TEKS BACAAN:
——————

Dan adapun di selain shalat:
Maka tidak ada yang valid juga sesuatupun dari Rasulullah shallallaahu ‘alaihi wa sallam, akan tetapi telah valid dari Anas bin Malik radhiyallaahu ‘anhu bahwa dia biasa mengumpulkan keluarganya lalu berdo’a.
Dan hadits tersebut dikeluarkan oleh Ibnu Abi Syaibah dalam Mushannafnya, ad-Darimiy dalam Sunannya, Ibnul Mubarak dalam az-Zuhdu dari Tsabit al-Bunnaniy, Ibnu ‘Athiyah dan selain mereka,
أَنَّ أَنَسَ بْنَ مَالِكِ رَضِيَ اللهُ عَنْهُ كَانَ إِذَا خَتَّمَ الْقُرْآنَ جَمَعَ أَهْلَهُ وَوَلَدَهُ فَدَعَا لَهُمْ
bahwa Anas bin Malik radhiyallaahu ‘anhu, adalah kebiasaannya jika mengkhatamkan al-Qur`an maka dia kumpulkan keluarga dan anak-anaknya lalu berdo’a untuk mereka.” ([1])

——————

MATERI YANG DITAMPILKAN:
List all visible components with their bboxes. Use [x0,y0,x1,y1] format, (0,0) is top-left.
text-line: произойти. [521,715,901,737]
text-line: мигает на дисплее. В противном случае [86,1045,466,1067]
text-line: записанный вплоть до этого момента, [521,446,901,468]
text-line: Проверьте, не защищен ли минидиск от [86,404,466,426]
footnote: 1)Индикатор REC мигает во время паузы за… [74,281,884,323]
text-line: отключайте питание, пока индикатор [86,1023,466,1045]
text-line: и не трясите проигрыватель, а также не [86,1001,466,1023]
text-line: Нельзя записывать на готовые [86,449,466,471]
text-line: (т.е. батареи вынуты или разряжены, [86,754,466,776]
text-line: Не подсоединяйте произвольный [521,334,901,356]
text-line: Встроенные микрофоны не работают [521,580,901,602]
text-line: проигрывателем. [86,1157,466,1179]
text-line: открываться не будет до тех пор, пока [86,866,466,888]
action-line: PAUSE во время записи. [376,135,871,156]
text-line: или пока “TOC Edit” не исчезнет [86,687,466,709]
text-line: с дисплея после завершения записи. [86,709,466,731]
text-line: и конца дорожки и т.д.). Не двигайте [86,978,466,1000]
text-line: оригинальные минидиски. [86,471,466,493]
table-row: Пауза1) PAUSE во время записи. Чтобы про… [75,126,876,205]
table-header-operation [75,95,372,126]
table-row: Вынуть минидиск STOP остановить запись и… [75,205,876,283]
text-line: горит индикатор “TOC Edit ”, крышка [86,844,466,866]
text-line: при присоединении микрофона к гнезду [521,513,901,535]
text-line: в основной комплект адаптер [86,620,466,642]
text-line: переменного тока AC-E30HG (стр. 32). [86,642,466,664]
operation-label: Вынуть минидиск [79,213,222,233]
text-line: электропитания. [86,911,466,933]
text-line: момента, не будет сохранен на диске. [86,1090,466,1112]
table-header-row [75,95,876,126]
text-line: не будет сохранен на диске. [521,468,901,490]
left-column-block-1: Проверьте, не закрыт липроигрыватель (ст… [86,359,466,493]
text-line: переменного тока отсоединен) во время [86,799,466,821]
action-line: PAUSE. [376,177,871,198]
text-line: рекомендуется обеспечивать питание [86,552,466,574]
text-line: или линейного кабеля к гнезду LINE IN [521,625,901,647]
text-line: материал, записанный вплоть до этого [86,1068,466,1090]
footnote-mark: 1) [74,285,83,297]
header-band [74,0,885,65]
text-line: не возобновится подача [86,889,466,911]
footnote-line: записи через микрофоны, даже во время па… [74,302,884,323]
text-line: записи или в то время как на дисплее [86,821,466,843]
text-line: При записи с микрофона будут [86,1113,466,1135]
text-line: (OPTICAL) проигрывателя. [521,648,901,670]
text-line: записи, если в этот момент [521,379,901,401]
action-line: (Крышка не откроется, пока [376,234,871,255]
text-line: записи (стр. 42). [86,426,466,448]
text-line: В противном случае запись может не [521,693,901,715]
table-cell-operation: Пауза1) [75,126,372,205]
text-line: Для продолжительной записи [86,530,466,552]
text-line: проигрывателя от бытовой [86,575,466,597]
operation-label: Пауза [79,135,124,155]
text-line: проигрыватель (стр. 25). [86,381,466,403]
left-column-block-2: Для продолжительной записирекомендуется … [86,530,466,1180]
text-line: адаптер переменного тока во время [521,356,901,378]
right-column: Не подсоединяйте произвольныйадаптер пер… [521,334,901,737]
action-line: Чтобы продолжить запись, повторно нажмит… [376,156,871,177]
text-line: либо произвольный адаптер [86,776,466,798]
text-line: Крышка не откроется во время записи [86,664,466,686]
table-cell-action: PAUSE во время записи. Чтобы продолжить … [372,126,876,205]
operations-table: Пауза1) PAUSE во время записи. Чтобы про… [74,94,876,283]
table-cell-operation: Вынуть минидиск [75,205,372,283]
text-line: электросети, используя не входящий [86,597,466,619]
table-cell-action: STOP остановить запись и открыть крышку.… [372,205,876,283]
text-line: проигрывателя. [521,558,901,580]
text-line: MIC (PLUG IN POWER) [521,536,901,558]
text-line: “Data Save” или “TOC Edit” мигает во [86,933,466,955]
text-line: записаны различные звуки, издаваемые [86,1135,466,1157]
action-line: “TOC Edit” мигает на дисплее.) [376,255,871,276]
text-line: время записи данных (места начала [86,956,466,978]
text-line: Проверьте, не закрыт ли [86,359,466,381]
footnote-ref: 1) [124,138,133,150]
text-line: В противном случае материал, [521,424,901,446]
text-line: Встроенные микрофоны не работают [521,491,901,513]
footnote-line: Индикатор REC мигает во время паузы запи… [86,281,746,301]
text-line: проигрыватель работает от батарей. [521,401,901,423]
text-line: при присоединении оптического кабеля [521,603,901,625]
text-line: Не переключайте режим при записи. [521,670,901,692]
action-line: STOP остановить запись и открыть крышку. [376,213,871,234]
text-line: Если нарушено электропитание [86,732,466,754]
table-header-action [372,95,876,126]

——————

TUGAS LATIHAN:
1/ Salinlah bagian teks bacaan dari "Dan adapun di" sampai "keluarganya lalu berdo’a.", lalu gantilah kata "Rasulullah" dengan "Nabi".
2/ Sebutkan semua judul kitab yang dicantumkan dalam teks bacaan sebagai tempat hadits tentang Anas bin Malik dikeluarkan.
3/ Teruskan teks bacaan tentang doa khatam Al-Qur`an mulai dari bagian terakhirnya.

KUNCI JAWABAN:
1/
Dan adapun di selain shalat:
Maka tidak ada yang valid juga sesuatupun dari Nabi shallallaahu ‘alaihi wa sallam, akan tetapi telah valid dari Anas bin Malik radhiyallaahu ‘anhu bahwa dia biasa mengumpulkan keluarganya lalu berdo’a.

2/ Mushannaf, Sunan, az-Zuhdu

3/
Ibnul Qayyim rahimahullah berkata di dalam Jalaa`u al-Afhaam (hal. 288): “Imam Ahmad rahimahullah telah mencatat do’a selepas khatam al-Qur`an. Lalu beliau berkata di dalam riwayat Ibnu al-Haarits:
كَانَ أَنَسٌ إِذَا خَتَمَ الْقُرْآنَ جَمَعَ أَهْلَهُ وَوَلَدَهُ
“Adalah Anas, jika dia mengkhatamkan al-Qur`an, maka dia kumpulkan keluarganya (istrinya) dan anaknya.”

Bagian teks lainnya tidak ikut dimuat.